» **Given task**
Scan the listing below and copy every line holding "name".

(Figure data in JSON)
* BEGIN *
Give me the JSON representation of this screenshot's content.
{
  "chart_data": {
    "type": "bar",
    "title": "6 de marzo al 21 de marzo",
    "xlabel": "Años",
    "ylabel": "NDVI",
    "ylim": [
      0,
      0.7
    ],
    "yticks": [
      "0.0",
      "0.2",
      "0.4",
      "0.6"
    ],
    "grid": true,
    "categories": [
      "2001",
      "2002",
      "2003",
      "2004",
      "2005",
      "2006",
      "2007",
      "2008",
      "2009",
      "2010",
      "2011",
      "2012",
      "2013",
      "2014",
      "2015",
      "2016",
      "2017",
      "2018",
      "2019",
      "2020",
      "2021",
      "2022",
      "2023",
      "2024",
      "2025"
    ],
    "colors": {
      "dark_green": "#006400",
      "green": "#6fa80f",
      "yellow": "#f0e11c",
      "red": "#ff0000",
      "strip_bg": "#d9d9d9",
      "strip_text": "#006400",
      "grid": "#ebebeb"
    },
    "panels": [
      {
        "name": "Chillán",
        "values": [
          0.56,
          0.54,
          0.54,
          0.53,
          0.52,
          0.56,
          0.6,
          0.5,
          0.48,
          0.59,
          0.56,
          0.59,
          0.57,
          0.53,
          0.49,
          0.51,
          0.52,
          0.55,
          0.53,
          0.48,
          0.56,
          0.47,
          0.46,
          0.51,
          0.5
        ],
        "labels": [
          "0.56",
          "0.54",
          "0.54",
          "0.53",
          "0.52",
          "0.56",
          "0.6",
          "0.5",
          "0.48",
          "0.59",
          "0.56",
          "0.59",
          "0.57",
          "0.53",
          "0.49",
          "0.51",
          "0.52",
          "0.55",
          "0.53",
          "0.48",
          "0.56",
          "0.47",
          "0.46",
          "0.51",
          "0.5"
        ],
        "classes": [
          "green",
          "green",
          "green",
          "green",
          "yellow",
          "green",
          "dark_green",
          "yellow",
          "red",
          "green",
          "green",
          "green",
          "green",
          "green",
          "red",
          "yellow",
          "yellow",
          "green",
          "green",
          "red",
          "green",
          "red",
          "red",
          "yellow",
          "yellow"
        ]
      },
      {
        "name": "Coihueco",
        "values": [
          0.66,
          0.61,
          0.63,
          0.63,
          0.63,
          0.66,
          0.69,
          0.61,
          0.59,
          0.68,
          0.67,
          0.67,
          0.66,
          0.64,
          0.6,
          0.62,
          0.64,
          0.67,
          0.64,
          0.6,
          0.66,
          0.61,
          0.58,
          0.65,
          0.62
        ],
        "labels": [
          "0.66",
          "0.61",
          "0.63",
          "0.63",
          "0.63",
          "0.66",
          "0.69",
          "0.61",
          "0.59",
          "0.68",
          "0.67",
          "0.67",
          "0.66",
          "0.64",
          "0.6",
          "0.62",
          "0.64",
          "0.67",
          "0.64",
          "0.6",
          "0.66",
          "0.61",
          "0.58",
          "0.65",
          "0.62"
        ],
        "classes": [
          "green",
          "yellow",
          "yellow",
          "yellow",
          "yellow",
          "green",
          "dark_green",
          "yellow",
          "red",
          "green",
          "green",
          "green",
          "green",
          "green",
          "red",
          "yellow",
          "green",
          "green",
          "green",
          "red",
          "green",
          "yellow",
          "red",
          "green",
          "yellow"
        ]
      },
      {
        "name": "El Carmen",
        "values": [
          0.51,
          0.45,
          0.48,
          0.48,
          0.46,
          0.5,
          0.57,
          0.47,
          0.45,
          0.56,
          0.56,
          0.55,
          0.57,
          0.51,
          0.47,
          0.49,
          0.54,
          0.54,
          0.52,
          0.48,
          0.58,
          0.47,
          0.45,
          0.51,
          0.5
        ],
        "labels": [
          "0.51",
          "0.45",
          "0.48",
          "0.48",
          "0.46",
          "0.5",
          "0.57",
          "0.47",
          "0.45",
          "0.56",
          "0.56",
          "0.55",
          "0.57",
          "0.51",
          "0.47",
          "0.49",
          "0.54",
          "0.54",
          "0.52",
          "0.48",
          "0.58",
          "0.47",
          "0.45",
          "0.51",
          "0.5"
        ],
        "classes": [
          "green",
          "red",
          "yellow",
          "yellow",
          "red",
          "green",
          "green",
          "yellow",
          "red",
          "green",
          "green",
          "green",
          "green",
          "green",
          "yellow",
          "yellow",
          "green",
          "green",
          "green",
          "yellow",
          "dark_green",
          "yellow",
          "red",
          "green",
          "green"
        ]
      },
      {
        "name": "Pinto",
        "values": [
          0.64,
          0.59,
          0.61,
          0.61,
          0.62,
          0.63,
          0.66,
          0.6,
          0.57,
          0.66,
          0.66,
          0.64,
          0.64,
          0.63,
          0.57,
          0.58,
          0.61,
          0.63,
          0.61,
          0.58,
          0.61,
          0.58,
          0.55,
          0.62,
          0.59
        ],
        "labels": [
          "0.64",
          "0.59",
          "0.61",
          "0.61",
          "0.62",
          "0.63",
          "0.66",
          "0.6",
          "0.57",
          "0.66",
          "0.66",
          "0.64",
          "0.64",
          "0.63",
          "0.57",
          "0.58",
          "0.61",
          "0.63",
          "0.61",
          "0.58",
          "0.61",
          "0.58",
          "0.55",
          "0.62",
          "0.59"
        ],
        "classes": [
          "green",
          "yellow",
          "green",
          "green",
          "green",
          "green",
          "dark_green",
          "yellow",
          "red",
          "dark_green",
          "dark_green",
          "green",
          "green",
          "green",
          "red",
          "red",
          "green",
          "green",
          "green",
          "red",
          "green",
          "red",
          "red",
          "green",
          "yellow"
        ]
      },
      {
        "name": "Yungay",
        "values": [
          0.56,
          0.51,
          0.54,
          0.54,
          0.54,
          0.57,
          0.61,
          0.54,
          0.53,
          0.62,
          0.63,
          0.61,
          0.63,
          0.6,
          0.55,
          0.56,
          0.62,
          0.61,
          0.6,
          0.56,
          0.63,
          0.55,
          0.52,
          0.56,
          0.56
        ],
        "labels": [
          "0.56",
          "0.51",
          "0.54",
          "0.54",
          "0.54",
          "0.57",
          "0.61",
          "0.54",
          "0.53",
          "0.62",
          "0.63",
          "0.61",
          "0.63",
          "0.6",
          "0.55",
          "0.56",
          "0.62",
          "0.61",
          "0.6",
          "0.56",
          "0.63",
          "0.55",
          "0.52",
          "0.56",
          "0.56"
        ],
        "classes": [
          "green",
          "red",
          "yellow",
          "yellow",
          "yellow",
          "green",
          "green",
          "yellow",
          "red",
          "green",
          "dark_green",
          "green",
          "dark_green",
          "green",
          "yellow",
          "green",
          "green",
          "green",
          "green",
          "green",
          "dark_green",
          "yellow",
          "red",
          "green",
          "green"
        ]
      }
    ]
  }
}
* END *
» **Exercise response**
        "name": "Chillán",
        "name": "Coihueco",
        "name": "El Carmen",
        "name": "Pinto",
        "name": "Yungay",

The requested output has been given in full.